- **Stored records**
[start]

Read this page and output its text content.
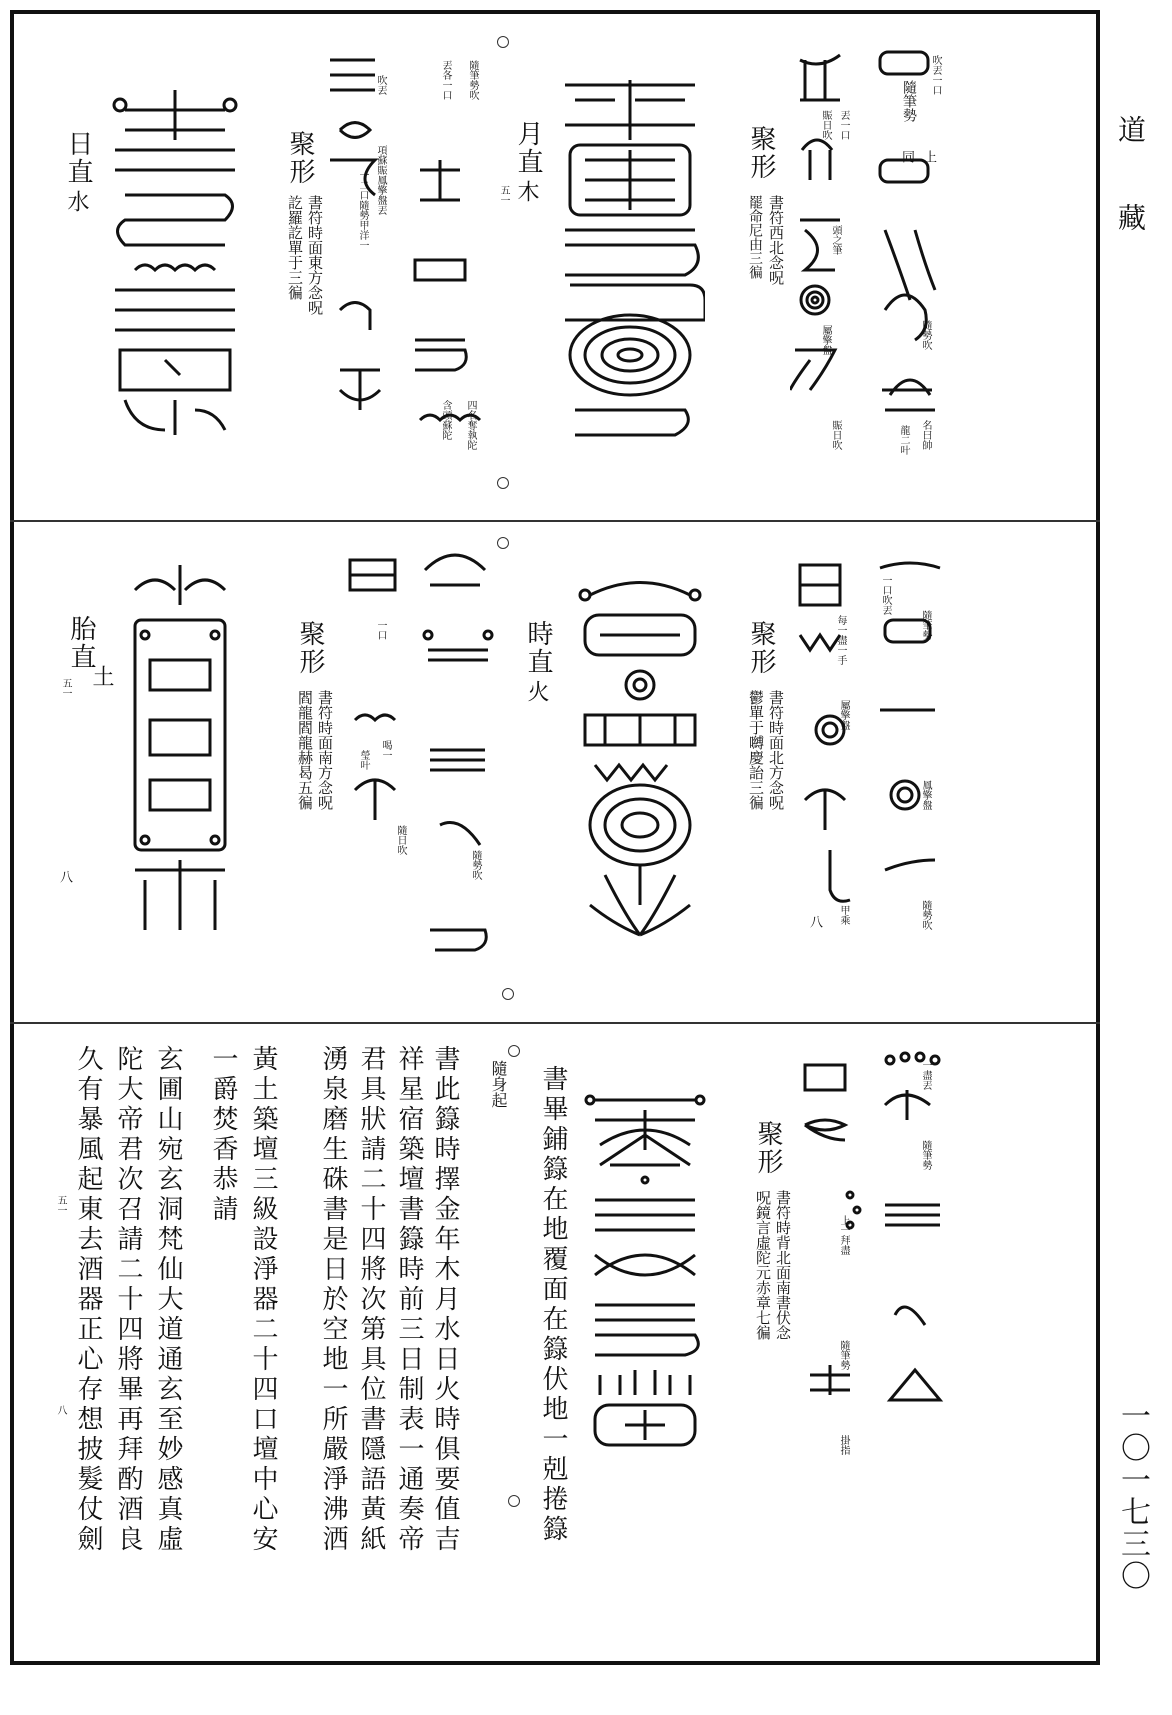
道藏
一〇一七三〇
聚形
書符西北念呪
罷命尼由三徧
吹丟一口
隨筆勢
同 上
丟一口
賑日吹
頭之筆
屬擎盤	隨勢吹
名曰帥
龍二叶
賑日吹
月直
木
五一
聚形
書符時面東方念呪
訖羅訖單于三徧
隨筆勢吹
丟各一口
吹丟
四名奪執陀
含頭蘇陀
項蘇賑鳳擎盤丟
一二口隨勢甲洋一
日直
水
聚形
書符時面北方念呪
鬱單于嚩慶詒三徧
一口吹丟
隨筆勢
每一盡一手
屬擎盤
鳳擎盤
隨勢吹
甲乘
八
時直
火
聚形
書符時面南方念呪
閻龍閻龍赫曷五徧
一口
隨勢吹
喝一
瑩叶
隨日吹
胎直
土
五一
八
聚形
書符時背北面南書伏念
呪鏡言虛陀元赤章七徧
一盡丟
隨筆勢
上一拜盡
隨筆勢
掛指
書畢鋪籙在地覆面在籙伏地一剋捲籙
隨身起
書此籙時擇金年木月水日火時俱要值吉
祥星宿築壇書籙時前三日制表一通奏帝
君具狀請二十四將次第具位書隱語黃紙
湧泉磨生硃書是日於空地一所嚴淨沸洒
黃土築壇三級設淨器二十四口壇中心安
一爵焚香恭請
玄圃山宛玄洞梵仙大道通玄至妙感真虛
陀大帝君次召請二十四將畢再拜酌酒良
久有暴風起東去酒器正心存想披髮仗劍
五一
八
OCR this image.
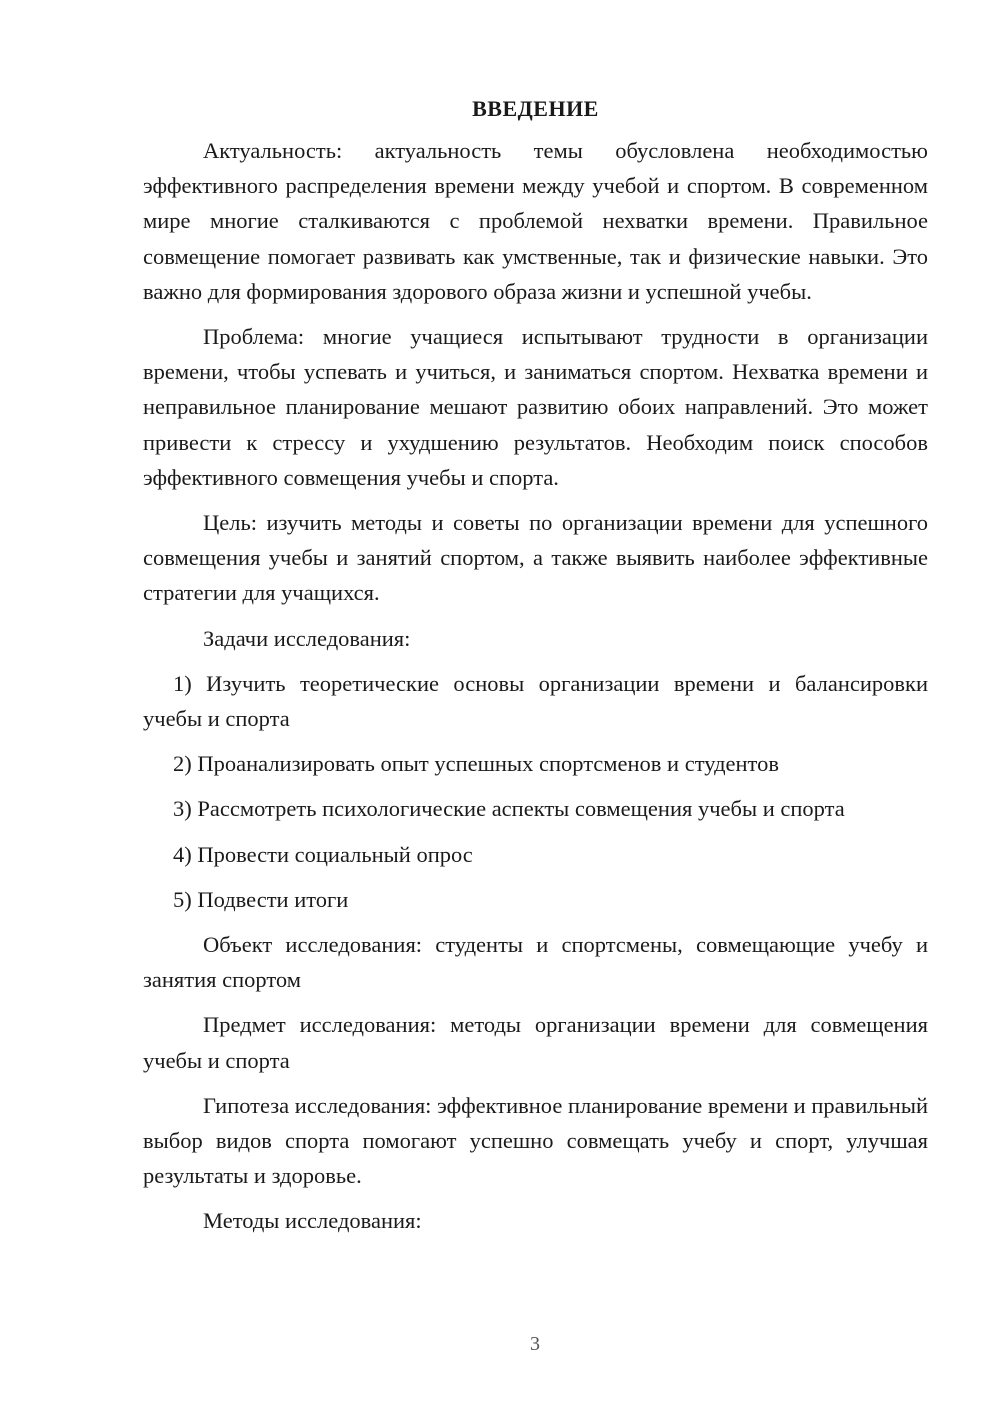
ВВЕДЕНИЕ

Актуальность: актуальность темы обусловлена необходимостью эффективного распределения времени между учебой и спортом. В современном мире многие сталкиваются с проблемой нехватки времени. Правильное совмещение помогает развивать как умственные, так и физические навыки. Это важно для формирования здорового образа жизни и успешной учебы.

Проблема: многие учащиеся испытывают трудности в организации времени, чтобы успевать и учиться, и заниматься спортом. Нехватка времени и неправильное планирование мешают развитию обоих направлений. Это может привести к стрессу и ухудшению результатов. Необходим поиск способов эффективного совмещения учебы и спорта.

Цель: изучить методы и советы по организации времени для успешного совмещения учебы и занятий спортом, а также выявить наиболее эффективные стратегии для учащихся.

Задачи исследования:

1) Изучить теоретические основы организации времени и балансировки учебы и спорта

2) Проанализировать опыт успешных спортсменов и студентов

3) Рассмотреть психологические аспекты совмещения учебы и спорта

4) Провести социальный опрос

5) Подвести итоги

Объект исследования: студенты и спортсмены, совмещающие учебу и занятия спортом

Предмет исследования: методы организации времени для совмещения учебы и спорта

Гипотеза исследования: эффективное планирование времени и правильный выбор видов спорта помогают успешно совмещать учебу и спорт, улучшая результаты и здоровье.

Методы исследования:

3
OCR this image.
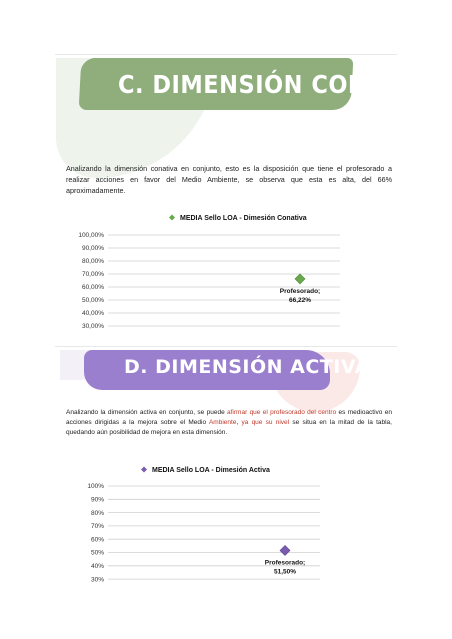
C. DIMENSIÓN CONATIVA
Analizando la dimensión conativa en conjunto, esto es la disposición que tiene el profesorado a realizar acciones en favor del Medio Ambiente, se observa que esta es alta, del 66% aproximadamente.
MEDIA Sello LOA - Dimesión Conativa
100,00%
90,00%
80,00%
70,00%
60,00%
50,00%
40,00%
30,00%
Profesorado;
66,22%
D. DIMENSIÓN ACTIVA
Analizando la dimensión activa en conjunto, se puede afirmar que el profesorado del centro es medioactivo en acciones dirigidas a la mejora sobre el Medio Ambiente, ya que su nivel se situa en la mitad de la tabla, quedando aún posibilidad de mejora en esta dimensión.
MEDIA Sello LOA - Dimesión Activa
100%
90%
80%
70%
60%
50%
40%
30%
Profesorado;
51,50%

[end]

Write out each entry exactly as given, omitting any picture.

- **The result**
Read this page and output its text content.
道藏
一〇一七三〇
聚形
書符西北念呪
罷命尼由三徧
吹丟一口
隨筆勢
同 上
丟一口
賑日吹
頭之筆
屬擎盤	隨勢吹
名曰帥
龍二叶
賑日吹
月直
木
五一
聚形
書符時面東方念呪
訖羅訖單于三徧
隨筆勢吹
丟各一口
吹丟
四名奪執陀
含頭蘇陀
項蘇賑鳳擎盤丟
一二口隨勢甲洋一
日直
水
聚形
書符時面北方念呪
鬱單于嚩慶詒三徧
一口吹丟
隨筆勢
每一盡一手
屬擎盤
鳳擎盤
隨勢吹
甲乘
八
時直
火
聚形
書符時面南方念呪
閻龍閻龍赫曷五徧
一口
隨勢吹
喝一
瑩叶
隨日吹
胎直
土
五一
八
聚形
書符時背北面南書伏念
呪鏡言虛陀元赤章七徧
一盡丟
隨筆勢
上一拜盡
隨筆勢
掛指
書畢鋪籙在地覆面在籙伏地一剋捲籙
隨身起
書此籙時擇金年木月水日火時俱要值吉
祥星宿築壇書籙時前三日制表一通奏帝
君具狀請二十四將次第具位書隱語黃紙
湧泉磨生硃書是日於空地一所嚴淨沸洒
黃土築壇三級設淨器二十四口壇中心安
一爵焚香恭請
玄圃山宛玄洞梵仙大道通玄至妙感真虛
陀大帝君次召請二十四將畢再拜酌酒良
久有暴風起東去酒器正心存想披髮仗劍
五一
八
OCR this image.
ВВЕДЕНИЕ

Актуальность: актуальность темы обусловлена необходимостью эффективного распределения времени между учебой и спортом. В современном мире многие сталкиваются с проблемой нехватки времени. Правильное совмещение помогает развивать как умственные, так и физические навыки. Это важно для формирования здорового образа жизни и успешной учебы.

Проблема: многие учащиеся испытывают трудности в организации времени, чтобы успевать и учиться, и заниматься спортом. Нехватка времени и неправильное планирование мешают развитию обоих направлений. Это может привести к стрессу и ухудшению результатов. Необходим поиск способов эффективного совмещения учебы и спорта.

Цель: изучить методы и советы по организации времени для успешного совмещения учебы и занятий спортом, а также выявить наиболее эффективные стратегии для учащихся.

Задачи исследования:

1) Изучить теоретические основы организации времени и балансировки учебы и спорта

2) Проанализировать опыт успешных спортсменов и студентов

3) Рассмотреть психологические аспекты совмещения учебы и спорта

4) Провести социальный опрос

5) Подвести итоги

Объект исследования: студенты и спортсмены, совмещающие учебу и занятия спортом

Предмет исследования: методы организации времени для совмещения учебы и спорта

Гипотеза исследования: эффективное планирование времени и правильный выбор видов спорта помогают успешно совмещать учебу и спорт, улучшая результаты и здоровье.

Методы исследования:

3
OCR this image.
C. DIMENSIÓN CONATIVA
Analizando la dimensión conativa en conjunto, esto es la disposición que tiene el profesorado a realizar acciones en favor del Medio Ambiente, se observa que esta es alta, del 66% aproximadamente.
MEDIA Sello LOA - Dimesión Conativa
100,00%
90,00%
80,00%
70,00%
60,00%
50,00%
40,00%
30,00%
Profesorado;
66,22%
D. DIMENSIÓN ACTIVA
Analizando la dimensión activa en conjunto, se puede afirmar que el profesorado del centro es medioactivo en acciones dirigidas a la mejora sobre el Medio Ambiente, ya que su nivel se situa en la mitad de la tabla, quedando aún posibilidad de mejora en esta dimensión.
MEDIA Sello LOA - Dimesión Activa
100%
90%
80%
70%
60%
50%
40%
30%
Profesorado;
51,50%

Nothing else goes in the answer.